> Exercise materials:

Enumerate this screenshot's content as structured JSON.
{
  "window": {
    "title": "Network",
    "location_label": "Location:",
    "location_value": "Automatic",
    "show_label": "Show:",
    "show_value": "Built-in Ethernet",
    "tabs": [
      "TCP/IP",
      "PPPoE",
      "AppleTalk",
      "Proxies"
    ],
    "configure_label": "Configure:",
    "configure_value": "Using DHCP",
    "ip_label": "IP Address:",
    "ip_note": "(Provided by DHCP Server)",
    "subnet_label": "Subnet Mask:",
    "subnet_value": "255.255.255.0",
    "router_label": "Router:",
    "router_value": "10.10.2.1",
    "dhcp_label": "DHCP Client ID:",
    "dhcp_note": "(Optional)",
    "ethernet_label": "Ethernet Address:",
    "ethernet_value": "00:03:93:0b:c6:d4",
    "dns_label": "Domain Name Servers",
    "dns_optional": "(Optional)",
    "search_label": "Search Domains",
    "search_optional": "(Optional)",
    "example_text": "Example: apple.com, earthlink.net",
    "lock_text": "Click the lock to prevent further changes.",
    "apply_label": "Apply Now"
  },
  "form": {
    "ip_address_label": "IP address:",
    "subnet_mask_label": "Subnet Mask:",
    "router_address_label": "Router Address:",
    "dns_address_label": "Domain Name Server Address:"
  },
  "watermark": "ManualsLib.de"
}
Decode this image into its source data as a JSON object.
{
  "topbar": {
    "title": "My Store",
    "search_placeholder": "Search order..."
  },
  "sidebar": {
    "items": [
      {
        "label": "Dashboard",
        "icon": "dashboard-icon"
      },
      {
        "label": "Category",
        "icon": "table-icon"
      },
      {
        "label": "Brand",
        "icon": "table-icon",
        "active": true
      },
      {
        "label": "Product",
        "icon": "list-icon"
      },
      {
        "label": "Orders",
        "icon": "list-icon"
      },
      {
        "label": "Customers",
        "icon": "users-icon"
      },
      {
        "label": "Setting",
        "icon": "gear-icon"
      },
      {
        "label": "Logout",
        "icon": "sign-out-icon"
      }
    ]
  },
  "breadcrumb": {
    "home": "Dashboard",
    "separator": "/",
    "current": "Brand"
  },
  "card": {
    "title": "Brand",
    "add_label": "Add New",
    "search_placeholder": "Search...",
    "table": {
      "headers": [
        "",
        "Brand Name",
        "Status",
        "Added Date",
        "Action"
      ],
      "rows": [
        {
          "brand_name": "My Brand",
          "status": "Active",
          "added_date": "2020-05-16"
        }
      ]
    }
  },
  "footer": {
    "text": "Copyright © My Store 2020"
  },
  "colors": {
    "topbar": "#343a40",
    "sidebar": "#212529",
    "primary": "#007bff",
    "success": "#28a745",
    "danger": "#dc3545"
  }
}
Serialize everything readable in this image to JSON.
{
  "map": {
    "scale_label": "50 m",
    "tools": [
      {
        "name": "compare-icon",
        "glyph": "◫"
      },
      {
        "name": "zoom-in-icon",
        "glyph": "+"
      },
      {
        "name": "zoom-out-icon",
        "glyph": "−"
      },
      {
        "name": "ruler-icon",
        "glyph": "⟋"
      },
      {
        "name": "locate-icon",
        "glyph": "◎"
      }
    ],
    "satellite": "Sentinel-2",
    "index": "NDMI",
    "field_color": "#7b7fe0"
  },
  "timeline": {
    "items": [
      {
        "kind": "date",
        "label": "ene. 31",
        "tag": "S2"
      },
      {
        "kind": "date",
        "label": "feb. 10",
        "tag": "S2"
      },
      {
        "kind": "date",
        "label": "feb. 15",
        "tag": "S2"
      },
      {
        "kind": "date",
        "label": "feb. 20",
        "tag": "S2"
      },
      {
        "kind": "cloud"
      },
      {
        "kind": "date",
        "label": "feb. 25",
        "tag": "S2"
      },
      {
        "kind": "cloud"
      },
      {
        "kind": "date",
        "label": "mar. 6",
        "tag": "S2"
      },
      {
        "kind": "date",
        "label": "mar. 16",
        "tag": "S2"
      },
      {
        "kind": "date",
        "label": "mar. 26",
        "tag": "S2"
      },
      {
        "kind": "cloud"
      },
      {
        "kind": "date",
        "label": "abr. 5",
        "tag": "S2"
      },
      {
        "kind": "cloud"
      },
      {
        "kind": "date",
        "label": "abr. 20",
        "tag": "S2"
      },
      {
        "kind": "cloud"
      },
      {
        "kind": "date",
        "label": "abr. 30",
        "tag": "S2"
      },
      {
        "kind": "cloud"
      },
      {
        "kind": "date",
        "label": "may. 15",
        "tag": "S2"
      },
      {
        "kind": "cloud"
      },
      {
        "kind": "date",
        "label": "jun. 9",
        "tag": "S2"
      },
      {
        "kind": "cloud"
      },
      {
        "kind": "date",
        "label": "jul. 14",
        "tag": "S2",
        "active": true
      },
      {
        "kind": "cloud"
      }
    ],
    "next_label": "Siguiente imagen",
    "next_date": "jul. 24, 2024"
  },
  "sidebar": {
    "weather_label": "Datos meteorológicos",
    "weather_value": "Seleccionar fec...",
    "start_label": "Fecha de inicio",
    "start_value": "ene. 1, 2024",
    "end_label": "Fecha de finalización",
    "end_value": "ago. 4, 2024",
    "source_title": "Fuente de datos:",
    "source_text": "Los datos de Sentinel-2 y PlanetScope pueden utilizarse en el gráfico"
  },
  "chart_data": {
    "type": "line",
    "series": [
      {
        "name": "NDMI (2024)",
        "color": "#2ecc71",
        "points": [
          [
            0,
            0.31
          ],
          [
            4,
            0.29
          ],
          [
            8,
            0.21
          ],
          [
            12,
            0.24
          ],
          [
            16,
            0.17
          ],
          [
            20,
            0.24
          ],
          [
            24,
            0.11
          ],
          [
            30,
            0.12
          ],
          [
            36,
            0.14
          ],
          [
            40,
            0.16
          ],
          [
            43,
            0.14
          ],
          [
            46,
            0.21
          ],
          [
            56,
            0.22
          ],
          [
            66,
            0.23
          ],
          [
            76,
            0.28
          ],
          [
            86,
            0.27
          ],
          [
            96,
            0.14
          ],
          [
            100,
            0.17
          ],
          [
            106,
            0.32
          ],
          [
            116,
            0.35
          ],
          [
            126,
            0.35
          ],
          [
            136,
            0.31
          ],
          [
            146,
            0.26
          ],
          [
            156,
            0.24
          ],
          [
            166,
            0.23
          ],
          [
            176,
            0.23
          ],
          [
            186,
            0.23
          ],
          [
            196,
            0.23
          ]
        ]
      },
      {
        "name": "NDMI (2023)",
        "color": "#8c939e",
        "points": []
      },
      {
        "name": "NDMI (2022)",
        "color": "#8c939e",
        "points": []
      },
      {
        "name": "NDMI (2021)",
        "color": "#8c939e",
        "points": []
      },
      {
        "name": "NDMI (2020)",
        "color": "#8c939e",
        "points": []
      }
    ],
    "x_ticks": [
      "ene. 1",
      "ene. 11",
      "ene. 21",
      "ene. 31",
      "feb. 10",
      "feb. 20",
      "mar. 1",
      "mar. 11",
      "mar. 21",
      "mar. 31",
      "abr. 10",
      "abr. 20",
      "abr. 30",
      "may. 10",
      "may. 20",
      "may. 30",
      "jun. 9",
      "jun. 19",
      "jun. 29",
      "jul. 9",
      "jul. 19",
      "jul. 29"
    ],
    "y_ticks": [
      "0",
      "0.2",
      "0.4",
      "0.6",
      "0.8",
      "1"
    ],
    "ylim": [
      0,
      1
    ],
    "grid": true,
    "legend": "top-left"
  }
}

> Written instruction: Can you give every line above again, exactly as written?

> Correct answer:
Enumerate this screenshot's content as structured JSON.
{
  "window": {
    "title": "Network",
    "location_label": "Location:",
    "location_value": "Automatic",
    "show_label": "Show:",
    "show_value": "Built-in Ethernet",
    "tabs": [
      "TCP/IP",
      "PPPoE",
      "AppleTalk",
      "Proxies"
    ],
    "configure_label": "Configure:",
    "configure_value": "Using DHCP",
    "ip_label": "IP Address:",
    "ip_note": "(Provided by DHCP Server)",
    "subnet_label": "Subnet Mask:",
    "subnet_value": "255.255.255.0",
    "router_label": "Router:",
    "router_value": "10.10.2.1",
    "dhcp_label": "DHCP Client ID:",
    "dhcp_note": "(Optional)",
    "ethernet_label": "Ethernet Address:",
    "ethernet_value": "00:03:93:0b:c6:d4",
    "dns_label": "Domain Name Servers",
    "dns_optional": "(Optional)",
    "search_label": "Search Domains",
    "search_optional": "(Optional)",
    "example_text": "Example: apple.com, earthlink.net",
    "lock_text": "Click the lock to prevent further changes.",
    "apply_label": "Apply Now"
  },
  "form": {
    "ip_address_label": "IP address:",
    "subnet_mask_label": "Subnet Mask:",
    "router_address_label": "Router Address:",
    "dns_address_label": "Domain Name Server Address:"
  },
  "watermark": "ManualsLib.de"
}
Decode this image into its source data as a JSON object.
{
  "topbar": {
    "title": "My Store",
    "search_placeholder": "Search order..."
  },
  "sidebar": {
    "items": [
      {
        "label": "Dashboard",
        "icon": "dashboard-icon"
      },
      {
        "label": "Category",
        "icon": "table-icon"
      },
      {
        "label": "Brand",
        "icon": "table-icon",
        "active": true
      },
      {
        "label": "Product",
        "icon": "list-icon"
      },
      {
        "label": "Orders",
        "icon": "list-icon"
      },
      {
        "label": "Customers",
        "icon": "users-icon"
      },
      {
        "label": "Setting",
        "icon": "gear-icon"
      },
      {
        "label": "Logout",
        "icon": "sign-out-icon"
      }
    ]
  },
  "breadcrumb": {
    "home": "Dashboard",
    "separator": "/",
    "current": "Brand"
  },
  "card": {
    "title": "Brand",
    "add_label": "Add New",
    "search_placeholder": "Search...",
    "table": {
      "headers": [
        "",
        "Brand Name",
        "Status",
        "Added Date",
        "Action"
      ],
      "rows": [
        {
          "brand_name": "My Brand",
          "status": "Active",
          "added_date": "2020-05-16"
        }
      ]
    }
  },
  "footer": {
    "text": "Copyright © My Store 2020"
  },
  "colors": {
    "topbar": "#343a40",
    "sidebar": "#212529",
    "primary": "#007bff",
    "success": "#28a745",
    "danger": "#dc3545"
  }
}
Serialize everything readable in this image to JSON.
{
  "map": {
    "scale_label": "50 m",
    "tools": [
      {
        "name": "compare-icon",
        "glyph": "◫"
      },
      {
        "name": "zoom-in-icon",
        "glyph": "+"
      },
      {
        "name": "zoom-out-icon",
        "glyph": "−"
      },
      {
        "name": "ruler-icon",
        "glyph": "⟋"
      },
      {
        "name": "locate-icon",
        "glyph": "◎"
      }
    ],
    "satellite": "Sentinel-2",
    "index": "NDMI",
    "field_color": "#7b7fe0"
  },
  "timeline": {
    "items": [
      {
        "kind": "date",
        "label": "ene. 31",
        "tag": "S2"
      },
      {
        "kind": "date",
        "label": "feb. 10",
        "tag": "S2"
      },
      {
        "kind": "date",
        "label": "feb. 15",
        "tag": "S2"
      },
      {
        "kind": "date",
        "label": "feb. 20",
        "tag": "S2"
      },
      {
        "kind": "cloud"
      },
      {
        "kind": "date",
        "label": "feb. 25",
        "tag": "S2"
      },
      {
        "kind": "cloud"
      },
      {
        "kind": "date",
        "label": "mar. 6",
        "tag": "S2"
      },
      {
        "kind": "date",
        "label": "mar. 16",
        "tag": "S2"
      },
      {
        "kind": "date",
        "label": "mar. 26",
        "tag": "S2"
      },
      {
        "kind": "cloud"
      },
      {
        "kind": "date",
        "label": "abr. 5",
        "tag": "S2"
      },
      {
        "kind": "cloud"
      },
      {
        "kind": "date",
        "label": "abr. 20",
        "tag": "S2"
      },
      {
        "kind": "cloud"
      },
      {
        "kind": "date",
        "label": "abr. 30",
        "tag": "S2"
      },
      {
        "kind": "cloud"
      },
      {
        "kind": "date",
        "label": "may. 15",
        "tag": "S2"
      },
      {
        "kind": "cloud"
      },
      {
        "kind": "date",
        "label": "jun. 9",
        "tag": "S2"
      },
      {
        "kind": "cloud"
      },
      {
        "kind": "date",
        "label": "jul. 14",
        "tag": "S2",
        "active": true
      },
      {
        "kind": "cloud"
      }
    ],
    "next_label": "Siguiente imagen",
    "next_date": "jul. 24, 2024"
  },
  "sidebar": {
    "weather_label": "Datos meteorológicos",
    "weather_value": "Seleccionar fec...",
    "start_label": "Fecha de inicio",
    "start_value": "ene. 1, 2024",
    "end_label": "Fecha de finalización",
    "end_value": "ago. 4, 2024",
    "source_title": "Fuente de datos:",
    "source_text": "Los datos de Sentinel-2 y PlanetScope pueden utilizarse en el gráfico"
  },
  "chart_data": {
    "type": "line",
    "series": [
      {
        "name": "NDMI (2024)",
        "color": "#2ecc71",
        "points": [
          [
            0,
            0.31
          ],
          [
            4,
            0.29
          ],
          [
            8,
            0.21
          ],
          [
            12,
            0.24
          ],
          [
            16,
            0.17
          ],
          [
            20,
            0.24
          ],
          [
            24,
            0.11
          ],
          [
            30,
            0.12
          ],
          [
            36,
            0.14
          ],
          [
            40,
            0.16
          ],
          [
            43,
            0.14
          ],
          [
            46,
            0.21
          ],
          [
            56,
            0.22
          ],
          [
            66,
            0.23
          ],
          [
            76,
            0.28
          ],
          [
            86,
            0.27
          ],
          [
            96,
            0.14
          ],
          [
            100,
            0.17
          ],
          [
            106,
            0.32
          ],
          [
            116,
            0.35
          ],
          [
            126,
            0.35
          ],
          [
            136,
            0.31
          ],
          [
            146,
            0.26
          ],
          [
            156,
            0.24
          ],
          [
            166,
            0.23
          ],
          [
            176,
            0.23
          ],
          [
            186,
            0.23
          ],
          [
            196,
            0.23
          ]
        ]
      },
      {
        "name": "NDMI (2023)",
        "color": "#8c939e",
        "points": []
      },
      {
        "name": "NDMI (2022)",
        "color": "#8c939e",
        "points": []
      },
      {
        "name": "NDMI (2021)",
        "color": "#8c939e",
        "points": []
      },
      {
        "name": "NDMI (2020)",
        "color": "#8c939e",
        "points": []
      }
    ],
    "x_ticks": [
      "ene. 1",
      "ene. 11",
      "ene. 21",
      "ene. 31",
      "feb. 10",
      "feb. 20",
      "mar. 1",
      "mar. 11",
      "mar. 21",
      "mar. 31",
      "abr. 10",
      "abr. 20",
      "abr. 30",
      "may. 10",
      "may. 20",
      "may. 30",
      "jun. 9",
      "jun. 19",
      "jun. 29",
      "jul. 9",
      "jul. 19",
      "jul. 29"
    ],
    "y_ticks": [
      "0",
      "0.2",
      "0.4",
      "0.6",
      "0.8",
      "1"
    ],
    "ylim": [
      0,
      1
    ],
    "grid": true,
    "legend": "top-left"
  }
}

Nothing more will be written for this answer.